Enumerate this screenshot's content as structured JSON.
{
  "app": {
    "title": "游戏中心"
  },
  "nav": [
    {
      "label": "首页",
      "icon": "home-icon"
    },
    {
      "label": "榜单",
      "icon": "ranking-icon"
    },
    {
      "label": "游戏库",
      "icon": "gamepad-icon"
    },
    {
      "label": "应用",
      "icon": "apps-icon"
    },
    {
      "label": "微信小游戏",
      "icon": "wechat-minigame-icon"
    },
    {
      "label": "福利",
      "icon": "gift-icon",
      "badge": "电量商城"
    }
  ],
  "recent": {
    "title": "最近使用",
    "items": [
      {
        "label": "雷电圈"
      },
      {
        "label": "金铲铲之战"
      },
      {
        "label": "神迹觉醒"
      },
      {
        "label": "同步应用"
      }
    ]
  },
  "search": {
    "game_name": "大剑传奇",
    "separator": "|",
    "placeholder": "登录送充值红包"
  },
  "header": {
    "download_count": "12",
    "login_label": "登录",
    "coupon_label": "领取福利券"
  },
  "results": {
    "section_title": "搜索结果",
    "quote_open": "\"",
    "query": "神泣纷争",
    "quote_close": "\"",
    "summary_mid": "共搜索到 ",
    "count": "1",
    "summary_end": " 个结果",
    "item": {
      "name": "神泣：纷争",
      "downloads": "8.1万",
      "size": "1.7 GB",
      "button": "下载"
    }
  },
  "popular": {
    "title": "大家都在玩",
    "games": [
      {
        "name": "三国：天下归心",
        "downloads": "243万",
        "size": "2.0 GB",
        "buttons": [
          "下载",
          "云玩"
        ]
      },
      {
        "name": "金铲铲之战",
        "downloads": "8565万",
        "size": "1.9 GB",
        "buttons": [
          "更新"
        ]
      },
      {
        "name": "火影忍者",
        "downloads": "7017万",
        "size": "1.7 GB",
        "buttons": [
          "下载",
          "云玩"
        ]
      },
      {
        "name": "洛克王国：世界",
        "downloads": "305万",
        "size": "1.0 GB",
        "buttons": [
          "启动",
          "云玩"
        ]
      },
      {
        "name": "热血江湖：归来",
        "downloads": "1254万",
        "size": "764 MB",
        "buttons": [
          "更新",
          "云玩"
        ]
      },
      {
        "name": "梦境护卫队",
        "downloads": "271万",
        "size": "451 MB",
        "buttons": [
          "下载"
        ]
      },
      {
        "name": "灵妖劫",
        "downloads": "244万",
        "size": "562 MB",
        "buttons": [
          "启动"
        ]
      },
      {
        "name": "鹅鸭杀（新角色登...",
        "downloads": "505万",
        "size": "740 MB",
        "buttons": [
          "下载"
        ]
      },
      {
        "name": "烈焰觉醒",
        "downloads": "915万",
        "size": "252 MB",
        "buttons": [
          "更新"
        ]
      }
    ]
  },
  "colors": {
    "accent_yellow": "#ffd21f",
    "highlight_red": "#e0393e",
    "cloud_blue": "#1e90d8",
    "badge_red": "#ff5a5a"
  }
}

########

**What you should do:** Extract all of the data shown above without alteration.

**Finished answer:**
Enumerate this screenshot's content as structured JSON.
{
  "app": {
    "title": "游戏中心"
  },
  "nav": [
    {
      "label": "首页",
      "icon": "home-icon"
    },
    {
      "label": "榜单",
      "icon": "ranking-icon"
    },
    {
      "label": "游戏库",
      "icon": "gamepad-icon"
    },
    {
      "label": "应用",
      "icon": "apps-icon"
    },
    {
      "label": "微信小游戏",
      "icon": "wechat-minigame-icon"
    },
    {
      "label": "福利",
      "icon": "gift-icon",
      "badge": "电量商城"
    }
  ],
  "recent": {
    "title": "最近使用",
    "items": [
      {
        "label": "雷电圈"
      },
      {
        "label": "金铲铲之战"
      },
      {
        "label": "神迹觉醒"
      },
      {
        "label": "同步应用"
      }
    ]
  },
  "search": {
    "game_name": "大剑传奇",
    "separator": "|",
    "placeholder": "登录送充值红包"
  },
  "header": {
    "download_count": "12",
    "login_label": "登录",
    "coupon_label": "领取福利券"
  },
  "results": {
    "section_title": "搜索结果",
    "quote_open": "\"",
    "query": "神泣纷争",
    "quote_close": "\"",
    "summary_mid": "共搜索到 ",
    "count": "1",
    "summary_end": " 个结果",
    "item": {
      "name": "神泣：纷争",
      "downloads": "8.1万",
      "size": "1.7 GB",
      "button": "下载"
    }
  },
  "popular": {
    "title": "大家都在玩",
    "games": [
      {
        "name": "三国：天下归心",
        "downloads": "243万",
        "size": "2.0 GB",
        "buttons": [
          "下载",
          "云玩"
        ]
      },
      {
        "name": "金铲铲之战",
        "downloads": "8565万",
        "size": "1.9 GB",
        "buttons": [
          "更新"
        ]
      },
      {
        "name": "火影忍者",
        "downloads": "7017万",
        "size": "1.7 GB",
        "buttons": [
          "下载",
          "云玩"
        ]
      },
      {
        "name": "洛克王国：世界",
        "downloads": "305万",
        "size": "1.0 GB",
        "buttons": [
          "启动",
          "云玩"
        ]
      },
      {
        "name": "热血江湖：归来",
        "downloads": "1254万",
        "size": "764 MB",
        "buttons": [
          "更新",
          "云玩"
        ]
      },
      {
        "name": "梦境护卫队",
        "downloads": "271万",
        "size": "451 MB",
        "buttons": [
          "下载"
        ]
      },
      {
        "name": "灵妖劫",
        "downloads": "244万",
        "size": "562 MB",
        "buttons": [
          "启动"
        ]
      },
      {
        "name": "鹅鸭杀（新角色登...",
        "downloads": "505万",
        "size": "740 MB",
        "buttons": [
          "下载"
        ]
      },
      {
        "name": "烈焰觉醒",
        "downloads": "915万",
        "size": "252 MB",
        "buttons": [
          "更新"
        ]
      }
    ]
  },
  "colors": {
    "accent_yellow": "#ffd21f",
    "highlight_red": "#e0393e",
    "cloud_blue": "#1e90d8",
    "badge_red": "#ff5a5a"
  }
}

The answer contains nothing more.